Transcribe all the entries word for word, skipping the pictures.

- _DATASET ROWS_
--- Start ---

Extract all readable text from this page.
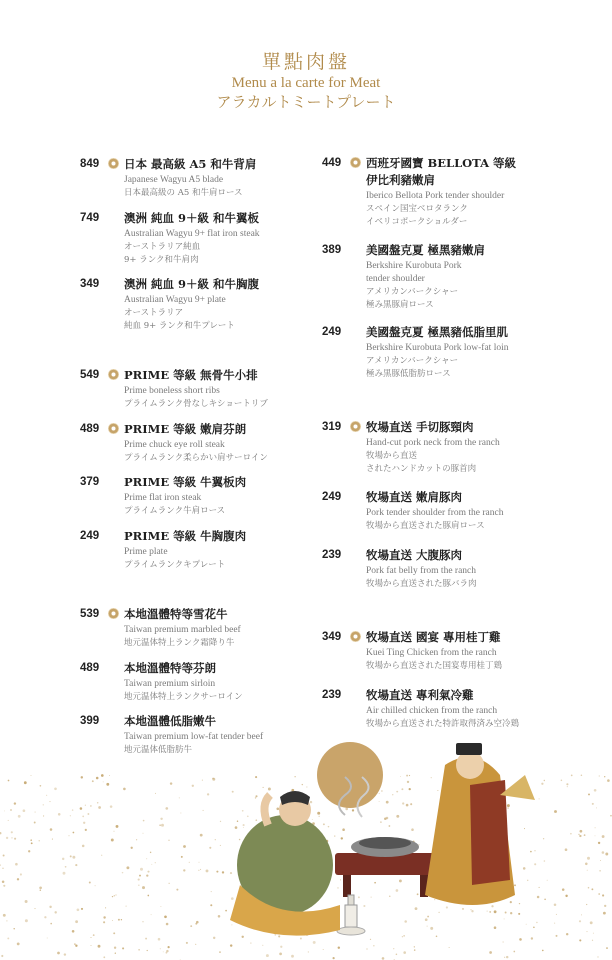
單點肉盤
Menu a la carte for Meat
アラカルトミートプレート
849 日本 最高級 A5 和牛背肩
Japanese Wagyu A5 blade
日本最高級の A5 和牛肩ロース
749 澳洲 純血 9＋級 和牛翼板
Australian Wagyu 9+ flat iron steak
オーストラリア純血
9+ ランク和牛肩肉
349 澳洲 純血 9＋級 和牛胸腹
Australian Wagyu 9+ plate
オーストラリア
純血 9+ ランク和牛プレート
549 PRIME 等級 無骨牛小排
Prime boneless short ribs
プライムランク骨なしキショートリブ
489 PRIME 等級 嫩肩芬朗
Prime chuck eye roll steak
プライムランク柔らかい肩サーロイン
379 PRIME 等級 牛翼板肉
Prime flat iron steak
プライムランク牛肩ロース
249 PRIME 等級 牛胸腹肉
Prime plate
プライムランクキプレート
539 本地溫體特等雪花牛
Taiwan premium marbled beef
地元温体特上ランク霜降り牛
489 本地溫體特等芬朗
Taiwan premium sirloin
地元温体特上ランクサーロイン
399 本地溫體低脂嫩牛
Taiwan premium low-fat tender beef
地元温体低脂肪牛
449 西班牙國寶 BELLOTA 等級
伊比利豬嫩肩
Iberico Bellota Pork tender shoulder
スペイン国宝ベロタランク
イベリコポークショルダー
389 美國盤克夏 極黑豬嫩肩
Berkshire Kurobuta Pork
tender shoulder
アメリカンバークシャー
極み黒豚肩ロース
249 美國盤克夏 極黑豬低脂里肌
Berkshire Kurobuta Pork low-fat loin
アメリカンバークシャー
極み黒豚低脂肪ロース
319 牧場直送 手切豚頸肉
Hand-cut pork neck from the ranch
牧場から直送
されたハンドカットの豚首肉
249 牧場直送 嫩肩豚肉
Pork tender shoulder from the ranch
牧場から直送された豚肩ロース
239 牧場直送 大腹豚肉
Pork fat belly from the ranch
牧場から直送された豚バラ肉
349 牧場直送 國宴 專用桂丁雞
Kuei Ting Chicken from the ranch
牧場から直送された国宴専用桂丁鶏
239 牧場直送 專利氣冷雞
Air chilled chicken from the ranch
牧場から直送された特許取得済み空冷鶏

--- End ---

- _TASK SOLUTION_
Extract all readable text from this page.
單點肉盤
Menu a la carte for Meat
アラカルトミートプレート
849 日本 最高級 A5 和牛背肩
Japanese Wagyu A5 blade
日本最高級の A5 和牛肩ロース
749 澳洲 純血 9＋級 和牛翼板
Australian Wagyu 9+ flat iron steak
オーストラリア純血
9+ ランク和牛肩肉
349 澳洲 純血 9＋級 和牛胸腹
Australian Wagyu 9+ plate
オーストラリア
純血 9+ ランク和牛プレート
549 PRIME 等級 無骨牛小排
Prime boneless short ribs
プライムランク骨なしキショートリブ
489 PRIME 等級 嫩肩芬朗
Prime chuck eye roll steak
プライムランク柔らかい肩サーロイン
379 PRIME 等級 牛翼板肉
Prime flat iron steak
プライムランク牛肩ロース
249 PRIME 等級 牛胸腹肉
Prime plate
プライムランクキプレート
539 本地溫體特等雪花牛
Taiwan premium marbled beef
地元温体特上ランク霜降り牛
489 本地溫體特等芬朗
Taiwan premium sirloin
地元温体特上ランクサーロイン
399 本地溫體低脂嫩牛
Taiwan premium low-fat tender beef
地元温体低脂肪牛
449 西班牙國寶 BELLOTA 等級
伊比利豬嫩肩
Iberico Bellota Pork tender shoulder
スペイン国宝ベロタランク
イベリコポークショルダー
389 美國盤克夏 極黑豬嫩肩
Berkshire Kurobuta Pork
tender shoulder
アメリカンバークシャー
極み黒豚肩ロース
249 美國盤克夏 極黑豬低脂里肌
Berkshire Kurobuta Pork low-fat loin
アメリカンバークシャー
極み黒豚低脂肪ロース
319 牧場直送 手切豚頸肉
Hand-cut pork neck from the ranch
牧場から直送
されたハンドカットの豚首肉
249 牧場直送 嫩肩豚肉
Pork tender shoulder from the ranch
牧場から直送された豚肩ロース
239 牧場直送 大腹豚肉
Pork fat belly from the ranch
牧場から直送された豚バラ肉
349 牧場直送 國宴 專用桂丁雞
Kuei Ting Chicken from the ranch
牧場から直送された国宴専用桂丁鶏
239 牧場直送 專利氣冷雞
Air chilled chicken from the ranch
牧場から直送された特許取得済み空冷鶏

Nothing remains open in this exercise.